▸ Short exercise
Give the data again exactly as written, skipping any pictures.

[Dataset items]
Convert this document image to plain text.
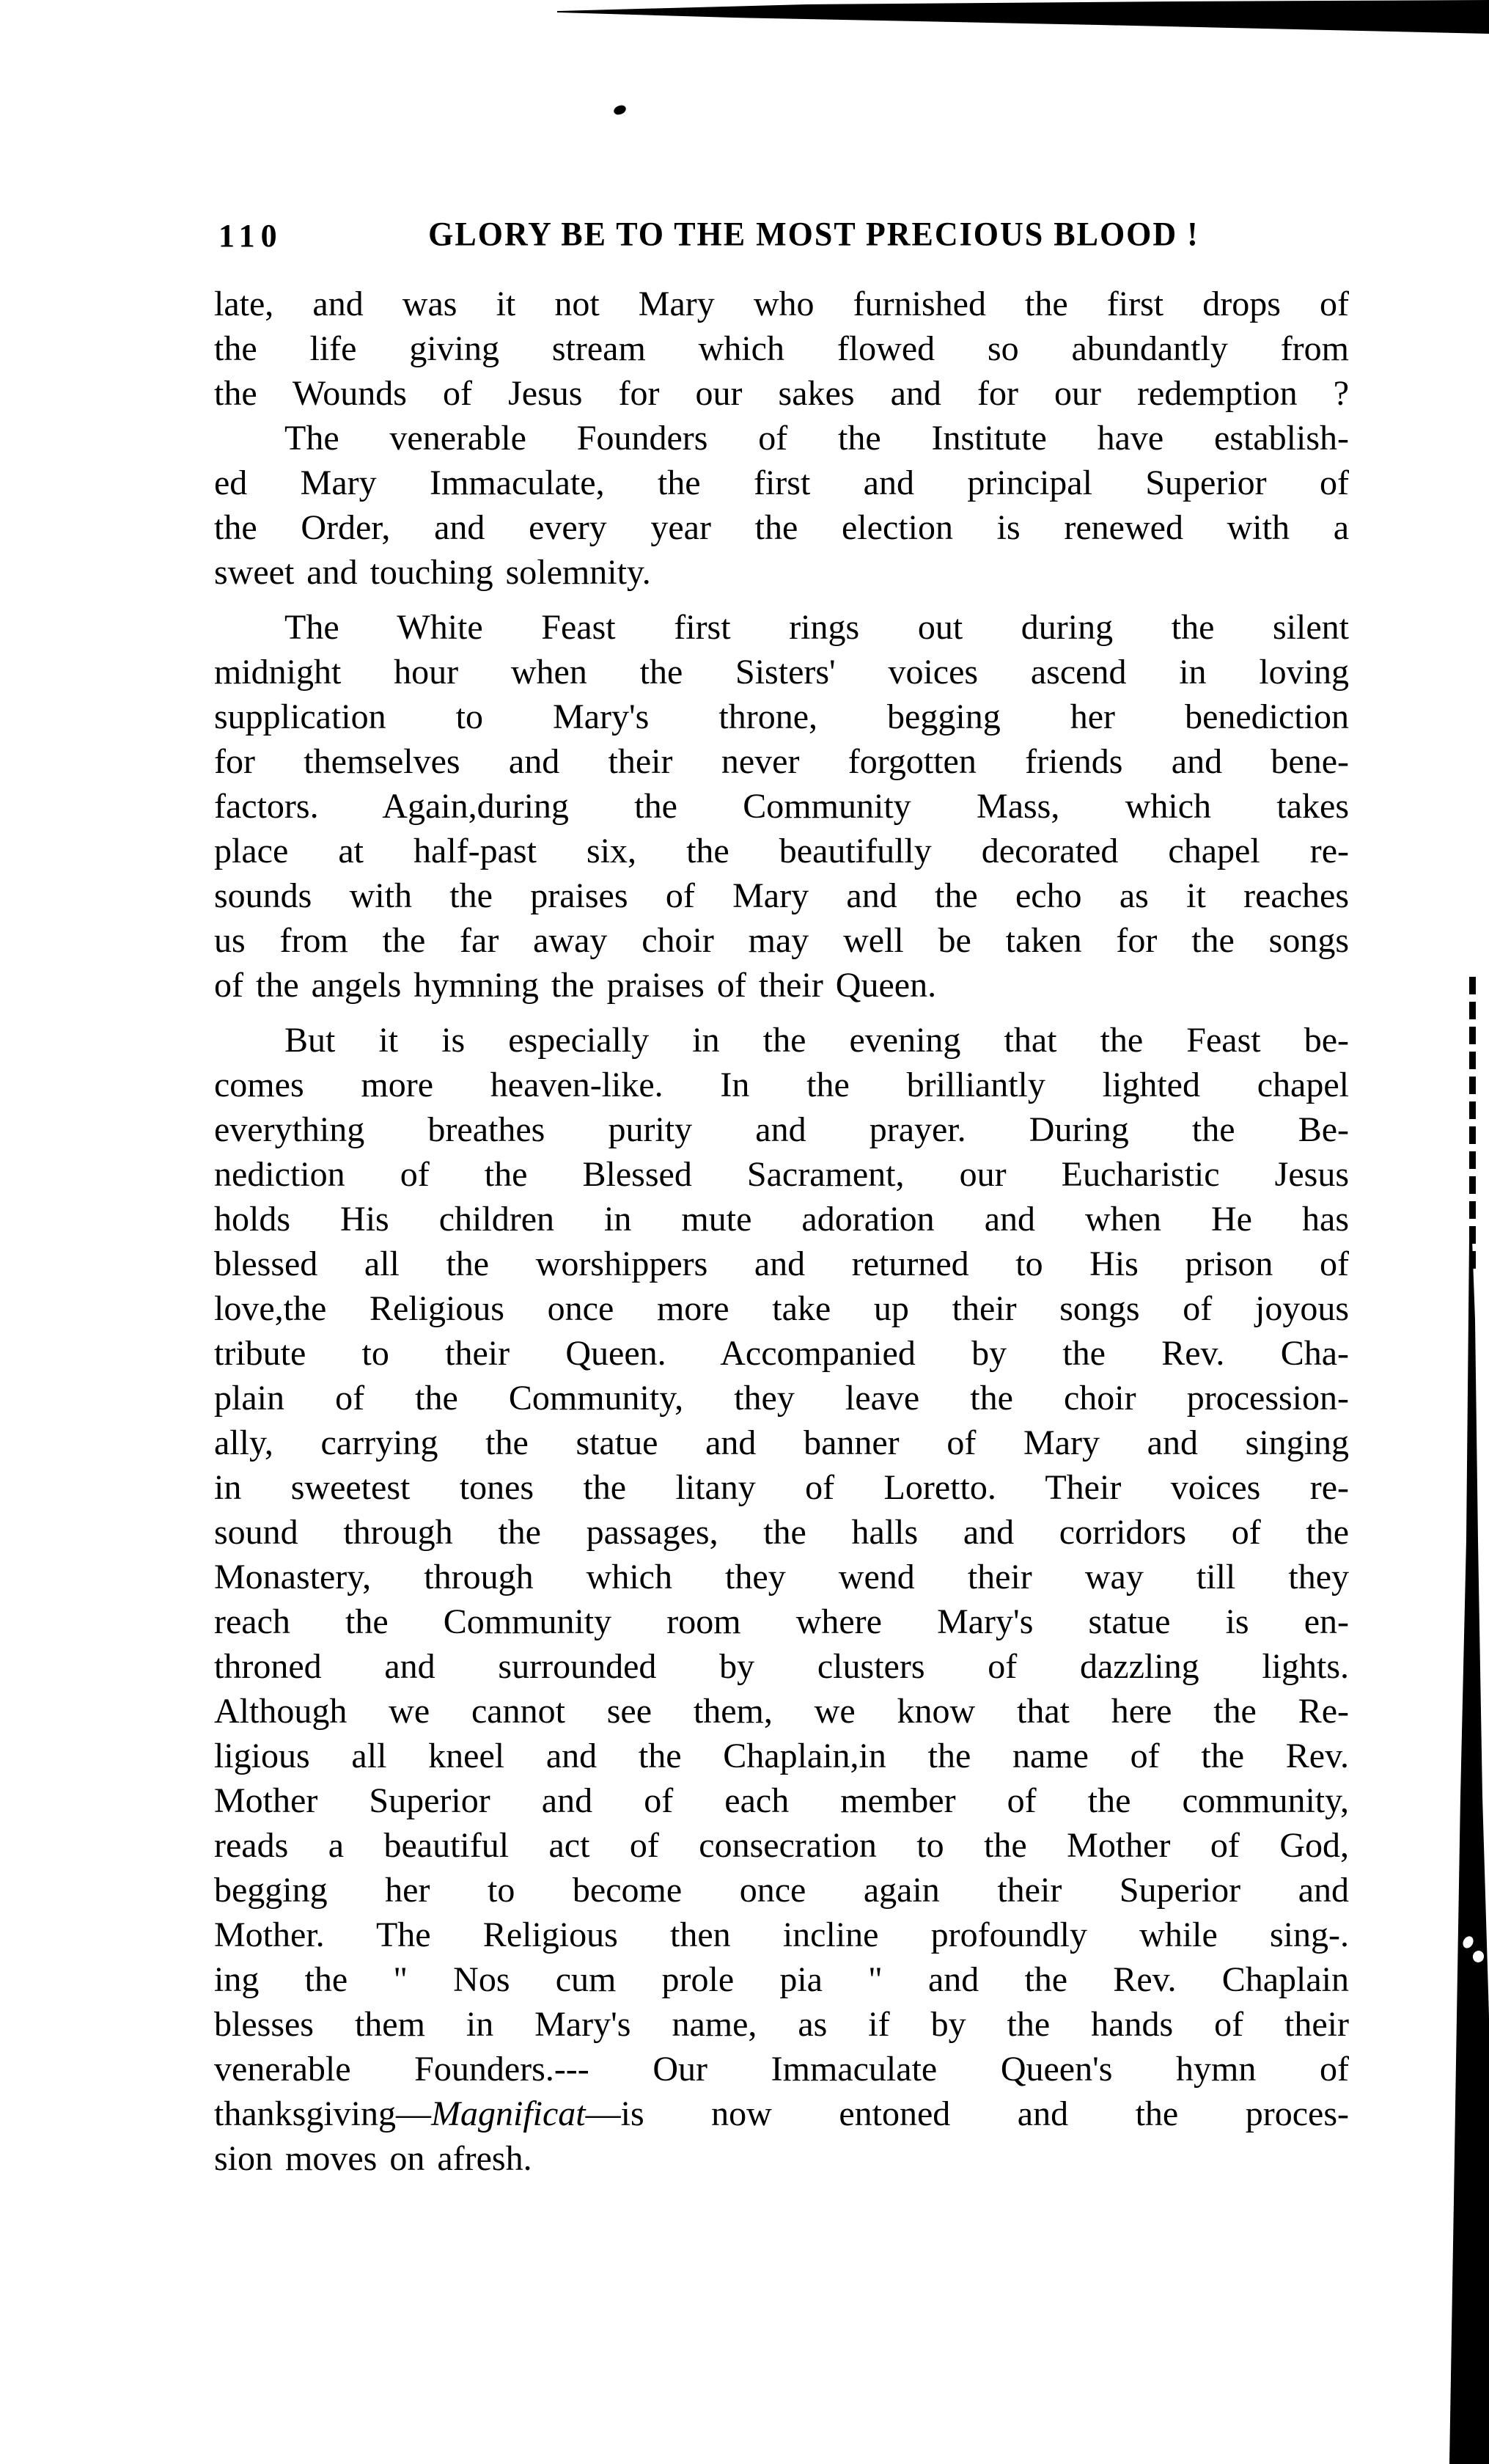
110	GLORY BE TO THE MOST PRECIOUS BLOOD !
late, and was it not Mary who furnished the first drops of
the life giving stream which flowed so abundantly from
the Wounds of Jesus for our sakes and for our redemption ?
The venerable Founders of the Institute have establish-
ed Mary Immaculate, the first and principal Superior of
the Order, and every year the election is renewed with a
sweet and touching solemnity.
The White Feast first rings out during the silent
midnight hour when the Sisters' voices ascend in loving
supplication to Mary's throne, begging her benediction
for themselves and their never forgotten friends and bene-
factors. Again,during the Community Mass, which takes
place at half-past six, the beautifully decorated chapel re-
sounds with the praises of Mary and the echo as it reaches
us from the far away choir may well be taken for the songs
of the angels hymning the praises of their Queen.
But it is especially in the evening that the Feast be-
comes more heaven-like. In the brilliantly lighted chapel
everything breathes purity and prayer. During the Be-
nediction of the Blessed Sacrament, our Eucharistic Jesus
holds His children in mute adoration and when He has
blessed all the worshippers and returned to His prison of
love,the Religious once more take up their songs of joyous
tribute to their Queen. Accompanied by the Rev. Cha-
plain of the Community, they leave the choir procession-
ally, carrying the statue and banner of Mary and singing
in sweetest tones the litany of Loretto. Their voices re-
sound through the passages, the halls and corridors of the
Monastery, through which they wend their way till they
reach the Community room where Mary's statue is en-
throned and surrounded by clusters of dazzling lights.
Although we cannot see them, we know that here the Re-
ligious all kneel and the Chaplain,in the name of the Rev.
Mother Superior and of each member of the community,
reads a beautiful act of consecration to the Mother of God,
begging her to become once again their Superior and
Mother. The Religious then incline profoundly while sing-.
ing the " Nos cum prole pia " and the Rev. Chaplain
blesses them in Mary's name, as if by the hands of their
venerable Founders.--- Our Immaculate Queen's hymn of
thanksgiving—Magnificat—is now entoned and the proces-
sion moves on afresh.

▸ Problem solution
Convert this document image to plain text.
110	GLORY BE TO THE MOST PRECIOUS BLOOD !
late, and was it not Mary who furnished the first drops of
the life giving stream which flowed so abundantly from
the Wounds of Jesus for our sakes and for our redemption ?
The venerable Founders of the Institute have establish-
ed Mary Immaculate, the first and principal Superior of
the Order, and every year the election is renewed with a
sweet and touching solemnity.
The White Feast first rings out during the silent
midnight hour when the Sisters' voices ascend in loving
supplication to Mary's throne, begging her benediction
for themselves and their never forgotten friends and bene-
factors. Again,during the Community Mass, which takes
place at half-past six, the beautifully decorated chapel re-
sounds with the praises of Mary and the echo as it reaches
us from the far away choir may well be taken for the songs
of the angels hymning the praises of their Queen.
But it is especially in the evening that the Feast be-
comes more heaven-like. In the brilliantly lighted chapel
everything breathes purity and prayer. During the Be-
nediction of the Blessed Sacrament, our Eucharistic Jesus
holds His children in mute adoration and when He has
blessed all the worshippers and returned to His prison of
love,the Religious once more take up their songs of joyous
tribute to their Queen. Accompanied by the Rev. Cha-
plain of the Community, they leave the choir procession-
ally, carrying the statue and banner of Mary and singing
in sweetest tones the litany of Loretto. Their voices re-
sound through the passages, the halls and corridors of the
Monastery, through which they wend their way till they
reach the Community room where Mary's statue is en-
throned and surrounded by clusters of dazzling lights.
Although we cannot see them, we know that here the Re-
ligious all kneel and the Chaplain,in the name of the Rev.
Mother Superior and of each member of the community,
reads a beautiful act of consecration to the Mother of God,
begging her to become once again their Superior and
Mother. The Religious then incline profoundly while sing-.
ing the " Nos cum prole pia " and the Rev. Chaplain
blesses them in Mary's name, as if by the hands of their
venerable Founders.--- Our Immaculate Queen's hymn of
thanksgiving—Magnificat—is now entoned and the proces-
sion moves on afresh.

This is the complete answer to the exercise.